→ Problem to work on
Among the entries, find the lines with the string "Tests" and copy them.

Stored items
● ● ● ●
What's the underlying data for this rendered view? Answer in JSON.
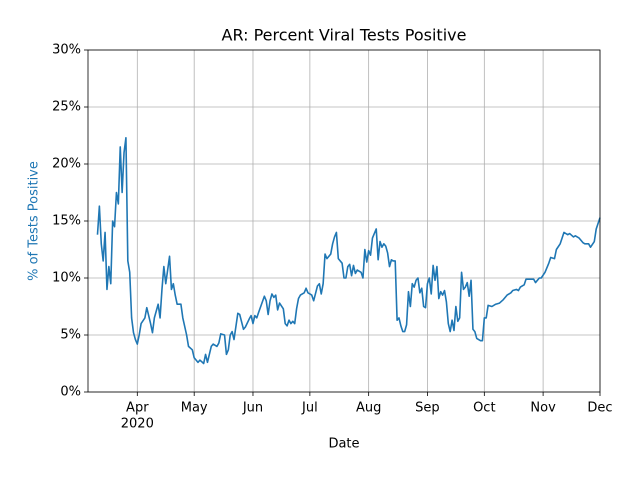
{
  "chart_data": {
    "type": "line",
    "title": "AR: Percent Viral Tests Positive",
    "x_label": "Date",
    "y_label": "% of Tests Positive",
    "x_year_label": "2020",
    "color": "#1f77b4",
    "grid": true,
    "xlim": [
      0,
      270
    ],
    "xticks": [
      {
        "value": 26,
        "label": "Apr"
      },
      {
        "value": 56,
        "label": "May"
      },
      {
        "value": 87,
        "label": "Jun"
      },
      {
        "value": 117,
        "label": "Jul"
      },
      {
        "value": 148,
        "label": "Aug"
      },
      {
        "value": 179,
        "label": "Sep"
      },
      {
        "value": 209,
        "label": "Oct"
      },
      {
        "value": 240,
        "label": "Nov"
      },
      {
        "value": 270,
        "label": "Dec"
      }
    ],
    "ylim": [
      0,
      30
    ],
    "yticks": [
      {
        "value": 0,
        "label": "0%"
      },
      {
        "value": 5,
        "label": "5%"
      },
      {
        "value": 10,
        "label": "10%"
      },
      {
        "value": 15,
        "label": "15%"
      },
      {
        "value": 20,
        "label": "20%"
      },
      {
        "value": 25,
        "label": "25%"
      },
      {
        "value": 30,
        "label": "30%"
      }
    ],
    "x": [
      5,
      6,
      7,
      8,
      9,
      10,
      11,
      12,
      13,
      14,
      15,
      16,
      17,
      18,
      19,
      20,
      21,
      22,
      23,
      24,
      25,
      26,
      27,
      28,
      30,
      31,
      33,
      34,
      35,
      37,
      38,
      39,
      40,
      41,
      43,
      44,
      45,
      46,
      47,
      49,
      50,
      52,
      53,
      55,
      56,
      58,
      59,
      61,
      62,
      63,
      65,
      66,
      68,
      69,
      70,
      72,
      73,
      74,
      75,
      76,
      77,
      79,
      80,
      82,
      83,
      85,
      86,
      87,
      88,
      89,
      90,
      93,
      94,
      95,
      96,
      97,
      98,
      99,
      100,
      101,
      103,
      104,
      105,
      106,
      107,
      108,
      109,
      110,
      111,
      112,
      114,
      115,
      116,
      118,
      119,
      121,
      122,
      123,
      124,
      125,
      126,
      128,
      129,
      130,
      131,
      132,
      134,
      135,
      136,
      137,
      138,
      139,
      140,
      141,
      142,
      144,
      145,
      146,
      147,
      148,
      149,
      150,
      152,
      153,
      154,
      155,
      156,
      157,
      158,
      159,
      160,
      161,
      162,
      163,
      164,
      165,
      166,
      167,
      168,
      169,
      170,
      171,
      172,
      173,
      174,
      175,
      176,
      177,
      178,
      179,
      180,
      181,
      182,
      183,
      184,
      185,
      186,
      187,
      188,
      189,
      190,
      191,
      192,
      193,
      194,
      195,
      196,
      197,
      198,
      199,
      200,
      201,
      202,
      203,
      204,
      205,
      206,
      207,
      208,
      209,
      210,
      211,
      213,
      215,
      217,
      219,
      221,
      223,
      224,
      226,
      227,
      228,
      230,
      231,
      233,
      235,
      236,
      238,
      239,
      241,
      243,
      244,
      246,
      247,
      249,
      250,
      251,
      253,
      254,
      256,
      257,
      259,
      261,
      262,
      264,
      265,
      267,
      268,
      270
    ],
    "values": [
      13.8,
      16.3,
      13,
      11.5,
      14,
      9,
      11,
      9.5,
      15,
      14.5,
      17.5,
      16.5,
      21.5,
      17.5,
      21,
      22.3,
      11.5,
      10.5,
      6.5,
      5.2,
      4.6,
      4.2,
      5,
      6,
      6.5,
      7.4,
      6,
      5.2,
      6.5,
      7.7,
      6.5,
      9,
      11,
      9.5,
      11.9,
      9,
      9.5,
      8.5,
      7.7,
      7.7,
      6.5,
      5,
      4,
      3.7,
      3,
      2.6,
      2.8,
      2.5,
      3.3,
      2.6,
      4,
      4.2,
      4,
      4.3,
      5.1,
      5,
      3.3,
      3.7,
      5,
      5.3,
      4.6,
      6.9,
      6.8,
      5.5,
      5.7,
      6.4,
      6.7,
      6,
      6.7,
      6.5,
      7,
      8.4,
      8,
      6.8,
      8,
      8.6,
      8.3,
      8.5,
      7.2,
      7.8,
      7.3,
      6,
      5.8,
      6.3,
      6,
      6.2,
      6,
      7.3,
      8.2,
      8.5,
      8.7,
      9.1,
      8.7,
      8.5,
      8,
      9.3,
      9.5,
      8.6,
      9.5,
      12.1,
      11.7,
      12.1,
      13,
      13.6,
      14,
      11.7,
      11.3,
      10,
      10,
      11,
      11.2,
      10.2,
      11.1,
      10.4,
      10.7,
      10.5,
      10,
      12.5,
      11.4,
      12.4,
      12,
      13.5,
      14.3,
      11.6,
      13.2,
      12.7,
      13,
      12.8,
      12.2,
      11,
      11.6,
      11.5,
      11.5,
      6.3,
      6.5,
      5.8,
      5.3,
      5.3,
      5.9,
      8.8,
      7.5,
      9.5,
      9.2,
      9.8,
      10,
      8.7,
      9.1,
      7.5,
      7.4,
      9.5,
      10,
      8.6,
      11.1,
      9.8,
      11,
      8.2,
      8.8,
      8.5,
      8.9,
      7.9,
      6,
      5.3,
      6.3,
      5.4,
      7.5,
      6.2,
      6.5,
      10.5,
      9,
      9.2,
      9.6,
      8.4,
      9.8,
      5.5,
      5.3,
      4.7,
      4.6,
      4.5,
      4.5,
      6.5,
      6.5,
      7.6,
      7.5,
      7.7,
      7.8,
      8.1,
      8.5,
      8.7,
      8.9,
      9,
      8.9,
      9.2,
      9.4,
      9.9,
      9.9,
      9.9,
      9.6,
      10,
      10,
      10.5,
      11.3,
      11.8,
      11.7,
      12.5,
      13,
      13.5,
      14,
      13.8,
      13.9,
      13.6,
      13.7,
      13.5,
      13.1,
      13,
      13,
      12.7,
      13.2,
      14.3,
      15.3
    ]
  }
}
● ● ● ●
→ Result for this task
    "title": "AR: Percent Viral Tests Positive",
    "y_label": "% of Tests Positive",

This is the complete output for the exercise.